_EXERCISE_
Go through the records line by line and work out how many lines hold the word "Liquefaction". Answer with the number only.

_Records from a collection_
* * *

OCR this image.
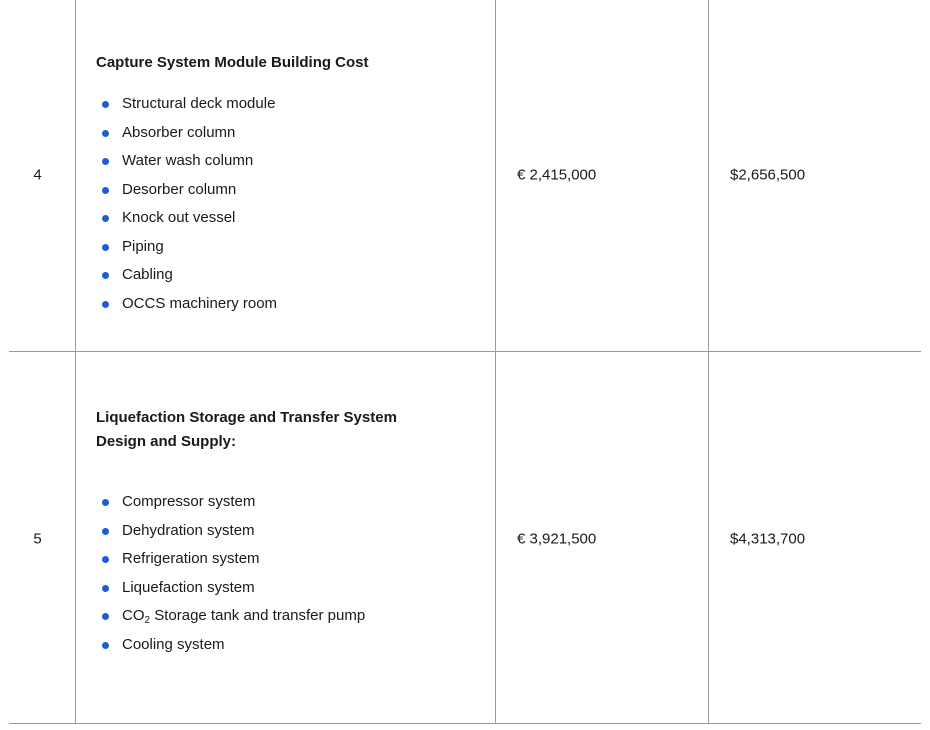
4

Capture System Module Building Cost

Structural deck module
Absorber column
Water wash column
Desorber column
Knock out vessel
Piping
Cabling
OCCS machinery room
€ 2,415,000	$2,656,500
5

Liquefaction Storage and Transfer System

Design and Supply:

Compressor system
Dehydration system
Refrigeration system
Liquefaction system
$CO_2$ Storage tank and transfer pump
Cooling system
€ 3,921,500	$4,313,700
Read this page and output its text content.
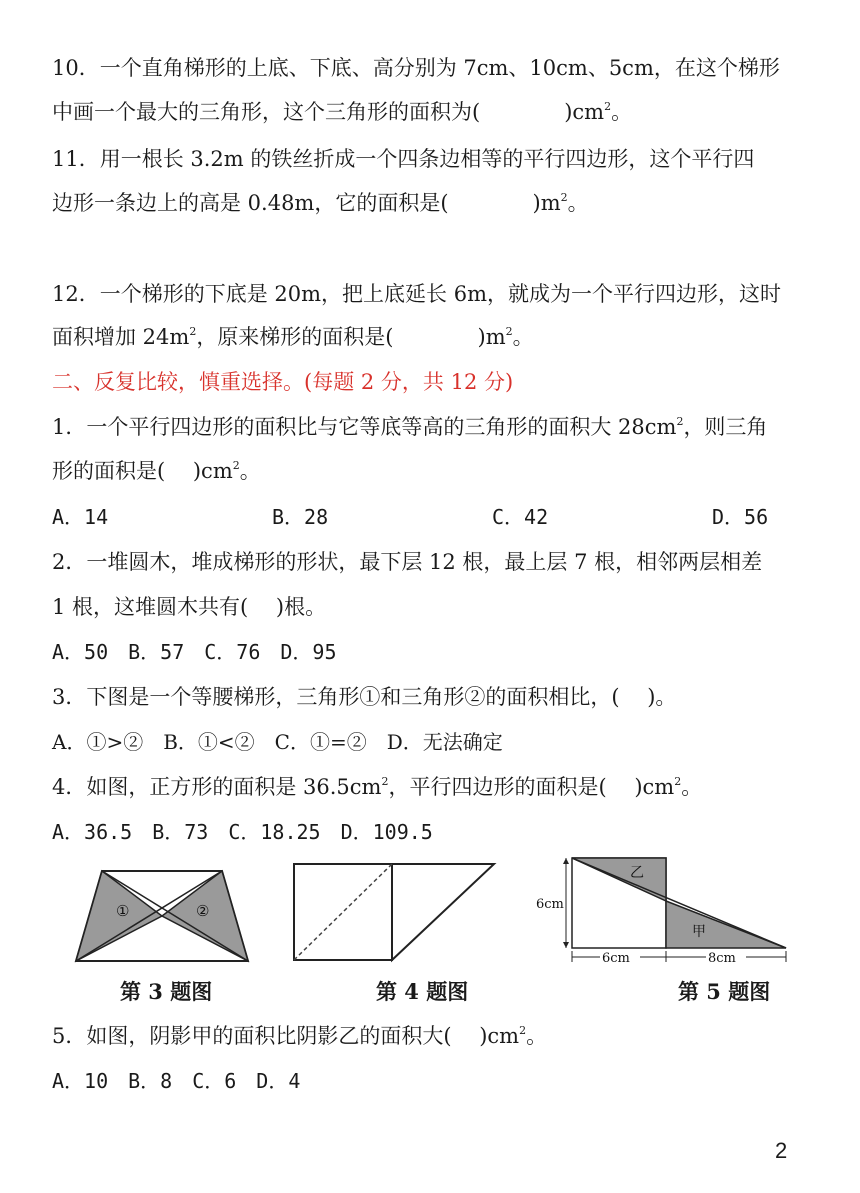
10．一个直角梯形的上底、下底、高分别为 7cm、10cm、5cm，在这个梯形
中画一个最大的三角形，这个三角形的面积为(　　　　)$cm^2$。
11．用一根长 3.2m 的铁丝折成一个四条边相等的平行四边形，这个平行四
边形一条边上的高是 0.48m，它的面积是(　　　　)$m^2$。
12．一个梯形的下底是 20m，把上底延长 6m，就成为一个平行四边形，这时
面积增加 $24m^2$，原来梯形的面积是(　　　　)$m^2$。
二、反复比较，慎重选择。(每题 2 分，共 12 分)
1．一个平行四边形的面积比与它等底等高的三角形的面积大 $28cm^2$，则三角
形的面积是(　 )$cm^2$。
A．14	B．28	C．42	D．56
2．一堆圆木，堆成梯形的形状，最下层 12 根，最上层 7 根，相邻两层相差
1 根，这堆圆木共有(　 )根。
A．50　B．57　C．76　D．95
3．下图是一个等腰梯形，三角形①和三角形②的面积相比，(　 )。
A．①>②　B．①<②　C．①=②　D．无法确定
4．如图，正方形的面积是 $36.5cm^2$，平行四边形的面积是(　 )$cm^2$。
A．36.5　B．73　C．18.25　D．109.5
①	②
第 3 题图	第 4 题图
乙
甲
6cm
6cm	8cm
第 5 题图
5．如图，阴影甲的面积比阴影乙的面积大(　 )$cm^2$。
A．10　B．8　C．6　D．4
2
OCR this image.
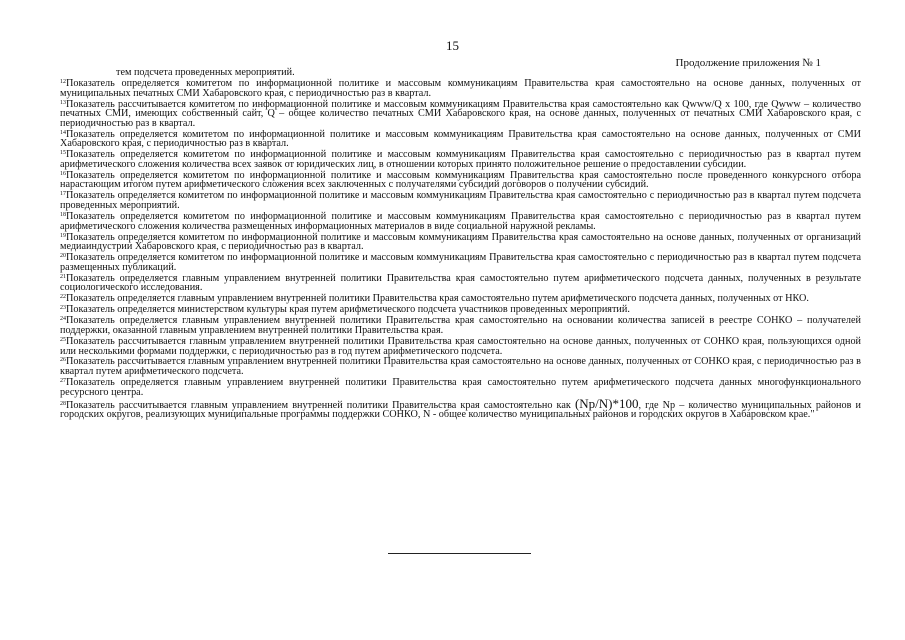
15
Продолжение приложения № 1

тем подсчета проведенных мероприятий.

$^{12}$Показатель определяется комитетом по информационной политике и массовым коммуникациям Правительства края самостоятельно на основе данных, полученных от муниципальных печатных СМИ Хабаровского края, с периодичностью раз в квартал.

$^{13}$Показатель рассчитывается комитетом по информационной политике и массовым коммуникациям Правительства края самостоятельно как Qwww/Q x 100, где Qwww – количество печатных СМИ, имеющих собственный сайт, Q – общее количество печатных СМИ Хабаровского края, на основе данных, полученных от печатных СМИ Хабаровского края, с периодичностью раз в квартал.

$^{14}$Показатель определяется комитетом по информационной политике и массовым коммуникациям Правительства края самостоятельно на основе данных, полученных от СМИ Хабаровского края, с периодичностью раз в квартал.

$^{15}$Показатель определяется комитетом по информационной политике и массовым коммуникациям Правительства края самостоятельно с периодичностью раз в квартал путем арифметического сложения количества всех заявок от юридических лиц, в отношении которых принято положительное решение о предоставлении субсидии.

$^{16}$Показатель определяется комитетом по информационной политике и массовым коммуникациям Правительства края самостоятельно после проведенного конкурсного отбора нарастающим итогом путем арифметического сложения всех заключенных с получателями субсидий договоров о получении субсидий.

$^{17}$Показатель определяется комитетом по информационной политике и массовым коммуникациям Правительства края самостоятельно с периодичностью раз в квартал путем подсчета проведенных мероприятий.

$^{18}$Показатель определяется комитетом по информационной политике и массовым коммуникациям Правительства края самостоятельно с периодичностью раз в квартал путем арифметического сложения количества размещенных информационных материалов в виде социальной наружной рекламы.

$^{19}$Показатель определяется комитетом по информационной политике и массовым коммуникациям Правительства края самостоятельно на основе данных, полученных от организаций медиаиндустрии Хабаровского края, с периодичностью раз в квартал.

$^{20}$Показатель определяется комитетом по информационной политике и массовым коммуникациям Правительства края самостоятельно с периодичностью раз в квартал путем подсчета размещенных публикаций.

$^{21}$Показатель определяется главным управлением внутренней политики Правительства края самостоятельно путем арифметического подсчета данных, полученных в результате социологического исследования.

$^{22}$Показатель определяется главным управлением внутренней политики Правительства края самостоятельно путем арифметического подсчета данных, полученных от НКО.

$^{23}$Показатель определяется министерством культуры края путем арифметического подсчета участников проведенных мероприятий.

$^{24}$Показатель определяется главным управлением внутренней политики Правительства края самостоятельно на основании количества записей в реестре СОНКО – получателей поддержки, оказанной главным управлением внутренней политики Правительства края.

$^{25}$Показатель рассчитывается главным управлением внутренней политики Правительства края самостоятельно на основе данных, полученных от СОНКО края, пользующихся одной или несколькими формами поддержки, с периодичностью раз в год путем арифметического подсчета.

$^{26}$Показатель рассчитывается главным управлением внутренней политики Правительства края самостоятельно на основе данных, полученных от СОНКО края, с периодичностью раз в квартал путем арифметического подсчета.

$^{27}$Показатель определяется главным управлением внутренней политики Правительства края самостоятельно путем арифметического подсчета данных многофункционального ресурсного центра.

$^{28}$Показатель рассчитывается главным управлением внутренней политики Правительства края самостоятельно как (Np/N)*100, где Np – количество муниципальных районов и городских округов, реализующих муниципальные программы поддержки СОНКО, N - общее количество муниципальных районов и городских округов в Хабаровском крае."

* * *

_TASK RESULT_
2